"""

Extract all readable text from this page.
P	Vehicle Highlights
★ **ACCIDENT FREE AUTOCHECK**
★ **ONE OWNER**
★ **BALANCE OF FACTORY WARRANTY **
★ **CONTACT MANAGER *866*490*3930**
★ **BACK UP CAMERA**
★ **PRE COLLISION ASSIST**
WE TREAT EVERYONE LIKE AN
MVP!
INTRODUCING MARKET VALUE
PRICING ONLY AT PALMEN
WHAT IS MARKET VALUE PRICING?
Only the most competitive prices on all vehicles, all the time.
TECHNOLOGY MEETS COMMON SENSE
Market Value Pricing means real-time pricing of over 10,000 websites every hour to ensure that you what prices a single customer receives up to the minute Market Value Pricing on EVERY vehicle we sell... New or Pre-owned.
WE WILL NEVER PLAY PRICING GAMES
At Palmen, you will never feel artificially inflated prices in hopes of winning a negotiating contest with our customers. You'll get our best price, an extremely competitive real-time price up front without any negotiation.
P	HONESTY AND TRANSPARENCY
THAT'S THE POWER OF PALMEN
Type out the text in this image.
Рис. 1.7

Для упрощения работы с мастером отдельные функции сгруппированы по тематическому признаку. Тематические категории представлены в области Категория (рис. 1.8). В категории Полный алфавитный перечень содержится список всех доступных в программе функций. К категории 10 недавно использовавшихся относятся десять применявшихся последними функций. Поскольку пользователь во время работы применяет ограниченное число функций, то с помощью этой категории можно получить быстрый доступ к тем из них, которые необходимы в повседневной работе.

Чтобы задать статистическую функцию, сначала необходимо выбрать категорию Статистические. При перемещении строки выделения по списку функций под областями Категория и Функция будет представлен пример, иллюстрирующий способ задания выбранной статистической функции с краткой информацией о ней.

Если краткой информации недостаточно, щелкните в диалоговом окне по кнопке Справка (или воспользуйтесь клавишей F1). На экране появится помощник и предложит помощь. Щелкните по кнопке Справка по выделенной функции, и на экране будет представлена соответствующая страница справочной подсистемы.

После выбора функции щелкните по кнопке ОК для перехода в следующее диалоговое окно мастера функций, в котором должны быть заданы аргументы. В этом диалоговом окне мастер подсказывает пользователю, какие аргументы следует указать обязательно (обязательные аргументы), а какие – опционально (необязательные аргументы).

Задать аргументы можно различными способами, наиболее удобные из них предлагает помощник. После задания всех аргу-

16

"""

# What you will do
Set out exactly the run of lines that begins at the line holding "Type out the text in this image." and ends at the last line of the data.

# Result of this task
Type out the text in this image.
Рис. 1.7

Для упрощения работы с мастером отдельные функции сгруппированы по тематическому признаку. Тематические категории представлены в области Категория (рис. 1.8). В категории Полный алфавитный перечень содержится список всех доступных в программе функций. К категории 10 недавно использовавшихся относятся десять применявшихся последними функций. Поскольку пользователь во время работы применяет ограниченное число функций, то с помощью этой категории можно получить быстрый доступ к тем из них, которые необходимы в повседневной работе.

Чтобы задать статистическую функцию, сначала необходимо выбрать категорию Статистические. При перемещении строки выделения по списку функций под областями Категория и Функция будет представлен пример, иллюстрирующий способ задания выбранной статистической функции с краткой информацией о ней.

Если краткой информации недостаточно, щелкните в диалоговом окне по кнопке Справка (или воспользуйтесь клавишей F1). На экране появится помощник и предложит помощь. Щелкните по кнопке Справка по выделенной функции, и на экране будет представлена соответствующая страница справочной подсистемы.

После выбора функции щелкните по кнопке ОК для перехода в следующее диалоговое окно мастера функций, в котором должны быть заданы аргументы. В этом диалоговом окне мастер подсказывает пользователю, какие аргументы следует указать обязательно (обязательные аргументы), а какие – опционально (необязательные аргументы).

Задать аргументы можно различными способами, наиболее удобные из них предлагает помощник. После задания всех аргу-

16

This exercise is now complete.